### YOUR INSTRUCTIONS
Scan the data beneath this task and copy each line that includes "Switzerland".

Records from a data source
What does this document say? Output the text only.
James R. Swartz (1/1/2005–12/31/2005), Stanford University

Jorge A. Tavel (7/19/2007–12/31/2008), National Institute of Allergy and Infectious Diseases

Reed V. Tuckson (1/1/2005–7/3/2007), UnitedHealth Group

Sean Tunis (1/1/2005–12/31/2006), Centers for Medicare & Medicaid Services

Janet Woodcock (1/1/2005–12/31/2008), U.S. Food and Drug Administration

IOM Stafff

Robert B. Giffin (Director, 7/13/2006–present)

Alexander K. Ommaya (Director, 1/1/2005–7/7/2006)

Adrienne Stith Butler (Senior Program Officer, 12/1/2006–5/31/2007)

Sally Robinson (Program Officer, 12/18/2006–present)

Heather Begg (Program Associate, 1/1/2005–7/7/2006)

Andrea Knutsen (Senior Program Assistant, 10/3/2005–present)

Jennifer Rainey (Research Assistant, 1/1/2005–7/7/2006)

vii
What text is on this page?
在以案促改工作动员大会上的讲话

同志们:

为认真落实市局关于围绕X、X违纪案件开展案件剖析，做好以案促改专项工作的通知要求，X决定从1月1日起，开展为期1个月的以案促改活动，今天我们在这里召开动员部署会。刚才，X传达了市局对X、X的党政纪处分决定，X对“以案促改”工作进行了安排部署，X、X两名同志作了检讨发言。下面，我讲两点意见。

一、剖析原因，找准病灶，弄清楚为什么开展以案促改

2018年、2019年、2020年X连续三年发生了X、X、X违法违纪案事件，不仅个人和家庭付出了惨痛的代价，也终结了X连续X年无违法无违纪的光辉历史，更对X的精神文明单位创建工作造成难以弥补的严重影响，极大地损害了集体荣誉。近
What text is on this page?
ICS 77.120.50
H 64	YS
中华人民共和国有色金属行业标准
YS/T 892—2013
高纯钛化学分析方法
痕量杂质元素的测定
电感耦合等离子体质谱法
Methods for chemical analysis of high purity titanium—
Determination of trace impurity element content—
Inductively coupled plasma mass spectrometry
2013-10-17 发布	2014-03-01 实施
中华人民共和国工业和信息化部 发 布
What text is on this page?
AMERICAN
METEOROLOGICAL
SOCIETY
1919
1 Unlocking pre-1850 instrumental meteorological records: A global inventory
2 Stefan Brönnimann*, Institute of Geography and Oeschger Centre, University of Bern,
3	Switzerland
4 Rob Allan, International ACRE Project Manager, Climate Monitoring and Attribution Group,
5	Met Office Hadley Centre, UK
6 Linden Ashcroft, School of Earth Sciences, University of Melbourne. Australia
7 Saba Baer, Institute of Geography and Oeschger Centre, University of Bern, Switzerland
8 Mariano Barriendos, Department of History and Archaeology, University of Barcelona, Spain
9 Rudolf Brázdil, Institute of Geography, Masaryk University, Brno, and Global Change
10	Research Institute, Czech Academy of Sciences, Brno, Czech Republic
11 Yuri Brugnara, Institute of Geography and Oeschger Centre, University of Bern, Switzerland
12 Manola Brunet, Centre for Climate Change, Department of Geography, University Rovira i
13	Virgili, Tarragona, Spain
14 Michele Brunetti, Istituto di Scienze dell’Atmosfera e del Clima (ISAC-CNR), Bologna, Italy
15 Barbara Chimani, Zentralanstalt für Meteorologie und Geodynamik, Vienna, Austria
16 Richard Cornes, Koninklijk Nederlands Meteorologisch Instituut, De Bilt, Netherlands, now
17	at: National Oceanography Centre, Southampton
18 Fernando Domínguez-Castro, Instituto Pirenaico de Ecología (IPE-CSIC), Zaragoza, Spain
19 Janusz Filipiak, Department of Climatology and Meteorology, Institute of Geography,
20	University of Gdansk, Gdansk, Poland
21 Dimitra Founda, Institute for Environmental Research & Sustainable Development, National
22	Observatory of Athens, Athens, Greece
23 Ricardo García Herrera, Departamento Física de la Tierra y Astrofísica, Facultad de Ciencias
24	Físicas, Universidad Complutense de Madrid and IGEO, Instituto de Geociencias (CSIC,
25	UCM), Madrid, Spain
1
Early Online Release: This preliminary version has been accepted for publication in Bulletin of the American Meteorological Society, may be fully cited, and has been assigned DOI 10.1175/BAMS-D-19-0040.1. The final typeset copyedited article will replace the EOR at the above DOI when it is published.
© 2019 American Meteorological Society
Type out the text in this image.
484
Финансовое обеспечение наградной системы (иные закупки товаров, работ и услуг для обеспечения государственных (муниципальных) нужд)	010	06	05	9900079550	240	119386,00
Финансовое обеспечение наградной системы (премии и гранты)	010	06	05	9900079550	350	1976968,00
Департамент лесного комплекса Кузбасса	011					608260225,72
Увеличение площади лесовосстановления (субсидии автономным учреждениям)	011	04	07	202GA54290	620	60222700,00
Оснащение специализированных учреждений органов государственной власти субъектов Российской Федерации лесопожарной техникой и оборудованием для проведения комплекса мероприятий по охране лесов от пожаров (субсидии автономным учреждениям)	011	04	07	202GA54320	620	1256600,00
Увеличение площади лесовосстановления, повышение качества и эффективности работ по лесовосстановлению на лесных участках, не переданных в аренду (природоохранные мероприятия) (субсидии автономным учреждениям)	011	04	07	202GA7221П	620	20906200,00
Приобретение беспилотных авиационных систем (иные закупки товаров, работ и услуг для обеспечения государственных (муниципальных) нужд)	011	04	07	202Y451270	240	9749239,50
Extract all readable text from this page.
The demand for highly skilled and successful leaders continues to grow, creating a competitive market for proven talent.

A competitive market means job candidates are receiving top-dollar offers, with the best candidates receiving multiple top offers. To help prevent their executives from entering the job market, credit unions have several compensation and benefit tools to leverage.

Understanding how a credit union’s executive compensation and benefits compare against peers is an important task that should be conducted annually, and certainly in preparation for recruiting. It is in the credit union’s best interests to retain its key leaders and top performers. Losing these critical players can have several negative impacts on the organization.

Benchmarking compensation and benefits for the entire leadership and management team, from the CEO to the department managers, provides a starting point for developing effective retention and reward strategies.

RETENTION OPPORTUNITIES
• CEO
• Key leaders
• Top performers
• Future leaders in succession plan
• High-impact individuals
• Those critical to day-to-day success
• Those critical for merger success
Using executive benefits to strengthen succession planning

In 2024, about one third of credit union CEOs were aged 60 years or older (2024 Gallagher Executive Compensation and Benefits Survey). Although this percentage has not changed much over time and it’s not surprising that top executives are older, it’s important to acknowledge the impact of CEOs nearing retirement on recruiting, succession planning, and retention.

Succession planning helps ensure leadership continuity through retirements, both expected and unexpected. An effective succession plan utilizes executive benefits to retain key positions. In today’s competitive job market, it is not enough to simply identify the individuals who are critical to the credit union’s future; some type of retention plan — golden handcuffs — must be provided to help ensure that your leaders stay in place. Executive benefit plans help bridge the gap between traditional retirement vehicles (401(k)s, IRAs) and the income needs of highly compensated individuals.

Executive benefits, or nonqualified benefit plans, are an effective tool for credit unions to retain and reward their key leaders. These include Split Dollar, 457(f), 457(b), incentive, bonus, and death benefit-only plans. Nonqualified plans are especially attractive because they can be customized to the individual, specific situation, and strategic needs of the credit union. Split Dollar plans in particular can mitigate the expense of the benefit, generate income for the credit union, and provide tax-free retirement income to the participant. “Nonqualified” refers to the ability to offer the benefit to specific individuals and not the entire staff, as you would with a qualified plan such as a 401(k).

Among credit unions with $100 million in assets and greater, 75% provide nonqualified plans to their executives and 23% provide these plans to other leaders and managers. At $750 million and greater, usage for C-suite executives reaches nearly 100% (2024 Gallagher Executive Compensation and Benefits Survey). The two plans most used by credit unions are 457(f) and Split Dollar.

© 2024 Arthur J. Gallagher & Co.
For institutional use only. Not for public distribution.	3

### EXERCISE RESPONSE
3	Switzerland
7 Saba Baer, Institute of Geography and Oeschger Centre, University of Bern, Switzerland
11 Yuri Brugnara, Institute of Geography and Oeschger Centre, University of Bern, Switzerland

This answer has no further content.